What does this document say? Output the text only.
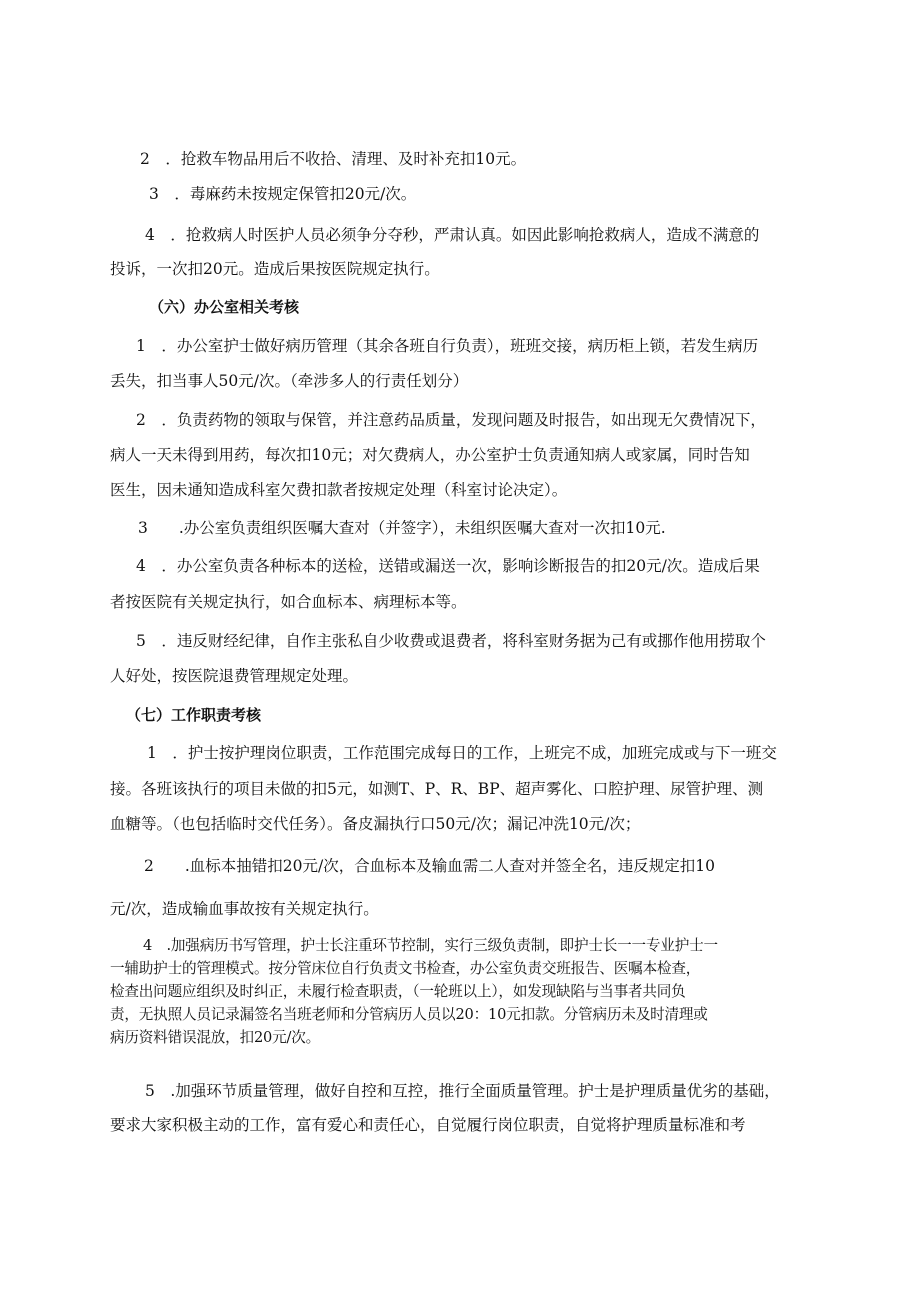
2　．抢救车物品用后不收拾、清理、及时补充扣10元。
3　．毒麻药未按规定保管扣20元/次。
4　．抢救病人时医护人员必须争分夺秒，严肃认真。如因此影响抢救病人，造成不满意的
投诉，一次扣20元。造成后果按医院规定执行。
（六）办公室相关考核
1　．办公室护士做好病历管理（其余各班自行负责），班班交接，病历柜上锁，若发生病历
丢失，扣当事人50元/次。（牵涉多人的行责任划分）
2　．负责药物的领取与保管，并注意药品质量，发现问题及时报告，如出现无欠费情况下，
病人一天未得到用药，每次扣10元；对欠费病人，办公室护士负责通知病人或家属，同时告知
医生，因未通知造成科室欠费扣款者按规定处理（科室讨论决定）。
3　　.办公室负责组织医嘱大查对（并签字），未组织医嘱大查对一次扣10元.
4　．办公室负责各种标本的送检，送错或漏送一次，影响诊断报告的扣20元/次。造成后果
者按医院有关规定执行，如合血标本、病理标本等。
5　．违反财经纪律，自作主张私自少收费或退费者，将科室财务据为己有或挪作他用捞取个
人好处，按医院退费管理规定处理。
（七）工作职责考核
1　．护士按护理岗位职责，工作范围完成每日的工作，上班完不成，加班完成或与下一班交
接。各班该执行的项目未做的扣5元，如测T、P、R、BP、超声雾化、口腔护理、尿管护理、测
血糖等。（也包括临时交代任务）。备皮漏执行口50元/次；漏记冲洗10元/次；
2　　.血标本抽错扣20元/次，合血标本及输血需二人查对并签全名，违反规定扣10
元/次，造成输血事故按有关规定执行。
4　.加强病历书写管理，护士长注重环节控制，实行三级负责制，即护士长一一专业护士一
一辅助护士的管理模式。按分管床位自行负责文书检查，办公室负责交班报告、医嘱本检查，
检查出问题应组织及时纠正，未履行检查职责，（一轮班以上），如发现缺陷与当事者共同负
责，无执照人员记录漏签名当班老师和分管病历人员以20：10元扣款。分管病历未及时清理或
病历资料错误混放，扣20元/次。
5　.加强环节质量管理，做好自控和互控，推行全面质量管理。护士是护理质量优劣的基础，
要求大家积极主动的工作，富有爱心和责任心，自觉履行岗位职责，自觉将护理质量标准和考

--- Instructions to follow ---
None of the pictures should appear; repeat the records exactly otherwise.

--- Worked solution ---
What does this document say? Output the text only.
2　．抢救车物品用后不收拾、清理、及时补充扣10元。
3　．毒麻药未按规定保管扣20元/次。
4　．抢救病人时医护人员必须争分夺秒，严肃认真。如因此影响抢救病人，造成不满意的
投诉，一次扣20元。造成后果按医院规定执行。
（六）办公室相关考核
1　．办公室护士做好病历管理（其余各班自行负责），班班交接，病历柜上锁，若发生病历
丢失，扣当事人50元/次。（牵涉多人的行责任划分）
2　．负责药物的领取与保管，并注意药品质量，发现问题及时报告，如出现无欠费情况下，
病人一天未得到用药，每次扣10元；对欠费病人，办公室护士负责通知病人或家属，同时告知
医生，因未通知造成科室欠费扣款者按规定处理（科室讨论决定）。
3　　.办公室负责组织医嘱大查对（并签字），未组织医嘱大查对一次扣10元.
4　．办公室负责各种标本的送检，送错或漏送一次，影响诊断报告的扣20元/次。造成后果
者按医院有关规定执行，如合血标本、病理标本等。
5　．违反财经纪律，自作主张私自少收费或退费者，将科室财务据为己有或挪作他用捞取个
人好处，按医院退费管理规定处理。
（七）工作职责考核
1　．护士按护理岗位职责，工作范围完成每日的工作，上班完不成，加班完成或与下一班交
接。各班该执行的项目未做的扣5元，如测T、P、R、BP、超声雾化、口腔护理、尿管护理、测
血糖等。（也包括临时交代任务）。备皮漏执行口50元/次；漏记冲洗10元/次；
2　　.血标本抽错扣20元/次，合血标本及输血需二人查对并签全名，违反规定扣10
元/次，造成输血事故按有关规定执行。
4　.加强病历书写管理，护士长注重环节控制，实行三级负责制，即护士长一一专业护士一
一辅助护士的管理模式。按分管床位自行负责文书检查，办公室负责交班报告、医嘱本检查，
检查出问题应组织及时纠正，未履行检查职责，（一轮班以上），如发现缺陷与当事者共同负
责，无执照人员记录漏签名当班老师和分管病历人员以20：10元扣款。分管病历未及时清理或
病历资料错误混放，扣20元/次。
5　.加强环节质量管理，做好自控和互控，推行全面质量管理。护士是护理质量优劣的基础，
要求大家积极主动的工作，富有爱心和责任心，自觉履行岗位职责，自觉将护理质量标准和考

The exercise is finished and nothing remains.